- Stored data
= = = = = = =
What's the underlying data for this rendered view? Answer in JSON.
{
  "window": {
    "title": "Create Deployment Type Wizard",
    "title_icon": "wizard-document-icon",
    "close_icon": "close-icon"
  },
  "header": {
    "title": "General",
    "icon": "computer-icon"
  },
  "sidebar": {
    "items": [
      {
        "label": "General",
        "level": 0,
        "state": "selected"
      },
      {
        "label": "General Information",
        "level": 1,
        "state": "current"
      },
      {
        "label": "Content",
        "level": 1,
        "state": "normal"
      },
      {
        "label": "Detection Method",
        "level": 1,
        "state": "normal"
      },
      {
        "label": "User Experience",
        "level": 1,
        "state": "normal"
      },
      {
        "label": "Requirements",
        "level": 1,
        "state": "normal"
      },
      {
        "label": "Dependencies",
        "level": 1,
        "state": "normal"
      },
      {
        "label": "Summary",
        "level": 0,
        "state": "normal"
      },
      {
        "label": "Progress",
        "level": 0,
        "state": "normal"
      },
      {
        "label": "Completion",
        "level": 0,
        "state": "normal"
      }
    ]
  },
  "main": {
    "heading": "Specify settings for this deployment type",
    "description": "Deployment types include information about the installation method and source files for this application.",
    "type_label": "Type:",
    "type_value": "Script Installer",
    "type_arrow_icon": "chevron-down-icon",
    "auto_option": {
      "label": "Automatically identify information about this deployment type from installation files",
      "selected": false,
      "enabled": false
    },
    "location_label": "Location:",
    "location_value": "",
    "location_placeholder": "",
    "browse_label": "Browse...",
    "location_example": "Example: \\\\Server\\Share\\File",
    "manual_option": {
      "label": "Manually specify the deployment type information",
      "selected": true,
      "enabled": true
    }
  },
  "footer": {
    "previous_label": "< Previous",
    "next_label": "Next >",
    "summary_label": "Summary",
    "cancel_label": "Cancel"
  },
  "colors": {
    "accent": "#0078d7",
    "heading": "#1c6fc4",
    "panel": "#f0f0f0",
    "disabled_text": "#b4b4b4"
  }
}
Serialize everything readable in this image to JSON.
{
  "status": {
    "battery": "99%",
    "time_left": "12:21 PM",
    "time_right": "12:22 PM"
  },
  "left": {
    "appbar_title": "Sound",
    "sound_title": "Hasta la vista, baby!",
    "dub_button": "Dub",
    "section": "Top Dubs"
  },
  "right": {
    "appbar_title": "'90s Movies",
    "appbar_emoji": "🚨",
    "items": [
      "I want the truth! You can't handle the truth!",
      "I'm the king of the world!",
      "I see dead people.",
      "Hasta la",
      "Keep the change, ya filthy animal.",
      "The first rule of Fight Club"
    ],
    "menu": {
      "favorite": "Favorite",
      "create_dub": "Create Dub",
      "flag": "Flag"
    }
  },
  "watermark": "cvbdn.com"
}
= = = = = = =
- WRITTEN EXERCISE
Your task is to retype all of the records exactly.

- ANSWER TO THIS PROBLEM
What's the underlying data for this rendered view? Answer in JSON.
{
  "window": {
    "title": "Create Deployment Type Wizard",
    "title_icon": "wizard-document-icon",
    "close_icon": "close-icon"
  },
  "header": {
    "title": "General",
    "icon": "computer-icon"
  },
  "sidebar": {
    "items": [
      {
        "label": "General",
        "level": 0,
        "state": "selected"
      },
      {
        "label": "General Information",
        "level": 1,
        "state": "current"
      },
      {
        "label": "Content",
        "level": 1,
        "state": "normal"
      },
      {
        "label": "Detection Method",
        "level": 1,
        "state": "normal"
      },
      {
        "label": "User Experience",
        "level": 1,
        "state": "normal"
      },
      {
        "label": "Requirements",
        "level": 1,
        "state": "normal"
      },
      {
        "label": "Dependencies",
        "level": 1,
        "state": "normal"
      },
      {
        "label": "Summary",
        "level": 0,
        "state": "normal"
      },
      {
        "label": "Progress",
        "level": 0,
        "state": "normal"
      },
      {
        "label": "Completion",
        "level": 0,
        "state": "normal"
      }
    ]
  },
  "main": {
    "heading": "Specify settings for this deployment type",
    "description": "Deployment types include information about the installation method and source files for this application.",
    "type_label": "Type:",
    "type_value": "Script Installer",
    "type_arrow_icon": "chevron-down-icon",
    "auto_option": {
      "label": "Automatically identify information about this deployment type from installation files",
      "selected": false,
      "enabled": false
    },
    "location_label": "Location:",
    "location_value": "",
    "location_placeholder": "",
    "browse_label": "Browse...",
    "location_example": "Example: \\\\Server\\Share\\File",
    "manual_option": {
      "label": "Manually specify the deployment type information",
      "selected": true,
      "enabled": true
    }
  },
  "footer": {
    "previous_label": "< Previous",
    "next_label": "Next >",
    "summary_label": "Summary",
    "cancel_label": "Cancel"
  },
  "colors": {
    "accent": "#0078d7",
    "heading": "#1c6fc4",
    "panel": "#f0f0f0",
    "disabled_text": "#b4b4b4"
  }
}
Serialize everything readable in this image to JSON.
{
  "status": {
    "battery": "99%",
    "time_left": "12:21 PM",
    "time_right": "12:22 PM"
  },
  "left": {
    "appbar_title": "Sound",
    "sound_title": "Hasta la vista, baby!",
    "dub_button": "Dub",
    "section": "Top Dubs"
  },
  "right": {
    "appbar_title": "'90s Movies",
    "appbar_emoji": "🚨",
    "items": [
      "I want the truth! You can't handle the truth!",
      "I'm the king of the world!",
      "I see dead people.",
      "Hasta la",
      "Keep the change, ya filthy animal.",
      "The first rule of Fight Club"
    ],
    "menu": {
      "favorite": "Favorite",
      "create_dub": "Create Dub",
      "flag": "Flag"
    }
  },
  "watermark": "cvbdn.com"
}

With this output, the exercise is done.